* Source material *

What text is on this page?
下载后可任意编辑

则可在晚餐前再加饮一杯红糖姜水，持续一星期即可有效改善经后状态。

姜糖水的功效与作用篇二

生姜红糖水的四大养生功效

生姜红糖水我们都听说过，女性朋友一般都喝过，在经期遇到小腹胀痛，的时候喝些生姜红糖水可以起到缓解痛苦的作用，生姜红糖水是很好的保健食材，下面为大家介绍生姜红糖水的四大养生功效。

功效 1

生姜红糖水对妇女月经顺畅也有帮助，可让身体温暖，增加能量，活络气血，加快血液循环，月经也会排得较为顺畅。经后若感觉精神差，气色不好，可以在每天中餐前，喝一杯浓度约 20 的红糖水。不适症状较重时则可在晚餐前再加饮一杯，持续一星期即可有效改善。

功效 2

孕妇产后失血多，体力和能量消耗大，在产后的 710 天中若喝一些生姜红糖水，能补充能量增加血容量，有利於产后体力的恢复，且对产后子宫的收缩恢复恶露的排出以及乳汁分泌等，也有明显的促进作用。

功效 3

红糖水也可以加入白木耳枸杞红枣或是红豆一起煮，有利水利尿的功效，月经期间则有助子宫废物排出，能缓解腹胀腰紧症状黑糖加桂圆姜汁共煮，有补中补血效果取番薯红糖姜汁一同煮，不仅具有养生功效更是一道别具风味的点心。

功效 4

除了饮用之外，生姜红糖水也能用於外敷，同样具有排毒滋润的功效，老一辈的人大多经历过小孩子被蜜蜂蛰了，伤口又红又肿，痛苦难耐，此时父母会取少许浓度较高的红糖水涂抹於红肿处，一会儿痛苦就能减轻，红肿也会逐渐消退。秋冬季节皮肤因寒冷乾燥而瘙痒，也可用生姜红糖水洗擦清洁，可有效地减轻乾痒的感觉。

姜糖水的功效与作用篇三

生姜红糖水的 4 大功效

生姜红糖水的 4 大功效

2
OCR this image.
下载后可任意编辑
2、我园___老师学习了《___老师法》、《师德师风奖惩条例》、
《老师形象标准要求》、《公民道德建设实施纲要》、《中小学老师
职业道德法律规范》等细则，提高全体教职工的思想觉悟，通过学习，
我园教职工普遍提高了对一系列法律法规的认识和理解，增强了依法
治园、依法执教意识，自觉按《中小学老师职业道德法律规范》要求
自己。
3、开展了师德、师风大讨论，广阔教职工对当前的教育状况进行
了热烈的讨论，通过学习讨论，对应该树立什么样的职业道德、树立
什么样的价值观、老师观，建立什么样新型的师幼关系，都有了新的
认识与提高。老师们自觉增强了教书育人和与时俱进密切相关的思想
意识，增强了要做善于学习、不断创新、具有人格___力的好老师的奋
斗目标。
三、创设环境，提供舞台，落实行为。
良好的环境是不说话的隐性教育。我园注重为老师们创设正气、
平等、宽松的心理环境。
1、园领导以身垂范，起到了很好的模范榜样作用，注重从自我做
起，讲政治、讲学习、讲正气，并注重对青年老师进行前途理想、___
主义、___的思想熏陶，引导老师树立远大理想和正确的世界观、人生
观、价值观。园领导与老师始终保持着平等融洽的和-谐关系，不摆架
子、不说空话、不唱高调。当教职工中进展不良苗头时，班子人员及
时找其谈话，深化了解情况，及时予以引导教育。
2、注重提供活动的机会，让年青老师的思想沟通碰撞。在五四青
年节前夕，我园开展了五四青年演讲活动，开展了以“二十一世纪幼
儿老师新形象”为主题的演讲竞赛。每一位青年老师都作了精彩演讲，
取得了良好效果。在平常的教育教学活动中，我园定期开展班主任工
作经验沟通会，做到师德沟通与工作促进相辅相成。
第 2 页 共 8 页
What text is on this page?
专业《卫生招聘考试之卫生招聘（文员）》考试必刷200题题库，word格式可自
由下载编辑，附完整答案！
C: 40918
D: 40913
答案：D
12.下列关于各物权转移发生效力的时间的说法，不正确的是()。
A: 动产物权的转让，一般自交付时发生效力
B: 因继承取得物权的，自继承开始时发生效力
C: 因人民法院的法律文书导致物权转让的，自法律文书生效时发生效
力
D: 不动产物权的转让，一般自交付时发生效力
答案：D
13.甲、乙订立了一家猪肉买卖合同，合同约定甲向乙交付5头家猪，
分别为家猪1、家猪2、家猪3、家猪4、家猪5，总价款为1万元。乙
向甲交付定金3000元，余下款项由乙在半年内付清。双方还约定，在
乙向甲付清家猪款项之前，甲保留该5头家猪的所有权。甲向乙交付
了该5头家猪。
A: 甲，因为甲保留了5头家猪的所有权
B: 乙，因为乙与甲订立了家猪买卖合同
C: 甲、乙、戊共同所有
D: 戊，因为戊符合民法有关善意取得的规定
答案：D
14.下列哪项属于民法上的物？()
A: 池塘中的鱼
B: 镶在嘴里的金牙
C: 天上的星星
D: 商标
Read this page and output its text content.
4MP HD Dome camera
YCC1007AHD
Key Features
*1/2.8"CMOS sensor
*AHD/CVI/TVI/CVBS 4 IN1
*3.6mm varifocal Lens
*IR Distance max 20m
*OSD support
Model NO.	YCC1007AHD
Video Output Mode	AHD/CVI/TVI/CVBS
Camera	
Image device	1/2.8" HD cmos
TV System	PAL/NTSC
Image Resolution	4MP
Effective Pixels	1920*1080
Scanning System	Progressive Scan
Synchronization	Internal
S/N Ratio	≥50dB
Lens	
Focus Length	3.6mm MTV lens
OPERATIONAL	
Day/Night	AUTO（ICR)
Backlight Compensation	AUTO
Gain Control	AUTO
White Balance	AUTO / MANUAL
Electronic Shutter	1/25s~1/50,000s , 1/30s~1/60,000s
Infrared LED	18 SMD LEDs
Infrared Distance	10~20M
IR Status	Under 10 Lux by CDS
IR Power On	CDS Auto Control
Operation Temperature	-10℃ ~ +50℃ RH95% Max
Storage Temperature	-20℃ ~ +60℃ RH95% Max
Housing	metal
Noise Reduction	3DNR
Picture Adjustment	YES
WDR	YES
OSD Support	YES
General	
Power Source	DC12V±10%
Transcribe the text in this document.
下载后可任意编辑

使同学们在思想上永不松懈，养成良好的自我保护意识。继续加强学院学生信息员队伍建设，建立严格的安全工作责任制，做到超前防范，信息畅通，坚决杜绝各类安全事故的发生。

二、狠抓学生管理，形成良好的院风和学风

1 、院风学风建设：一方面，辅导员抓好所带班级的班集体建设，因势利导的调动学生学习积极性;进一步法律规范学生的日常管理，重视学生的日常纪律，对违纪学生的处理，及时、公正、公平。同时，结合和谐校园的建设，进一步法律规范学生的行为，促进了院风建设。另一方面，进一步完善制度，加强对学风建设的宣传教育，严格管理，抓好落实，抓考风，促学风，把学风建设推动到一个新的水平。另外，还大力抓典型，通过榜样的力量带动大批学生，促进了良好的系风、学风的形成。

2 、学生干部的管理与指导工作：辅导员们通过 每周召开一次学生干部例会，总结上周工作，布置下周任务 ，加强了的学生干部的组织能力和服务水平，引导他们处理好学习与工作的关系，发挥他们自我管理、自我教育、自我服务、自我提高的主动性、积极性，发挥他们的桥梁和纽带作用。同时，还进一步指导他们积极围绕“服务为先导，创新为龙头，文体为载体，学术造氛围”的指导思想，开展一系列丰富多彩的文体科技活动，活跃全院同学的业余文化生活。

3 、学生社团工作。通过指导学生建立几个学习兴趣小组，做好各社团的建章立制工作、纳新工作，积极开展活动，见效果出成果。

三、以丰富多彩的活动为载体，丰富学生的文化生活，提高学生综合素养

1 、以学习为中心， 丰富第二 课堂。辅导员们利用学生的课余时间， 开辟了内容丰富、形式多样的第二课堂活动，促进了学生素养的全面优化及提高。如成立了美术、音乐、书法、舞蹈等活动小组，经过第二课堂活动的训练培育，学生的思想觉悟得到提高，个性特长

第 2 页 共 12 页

* Task *
Using the material above, report each line where "Distance" occurs.

* Problem solution *
*IR Distance max 20m
Infrared Distance	10~20M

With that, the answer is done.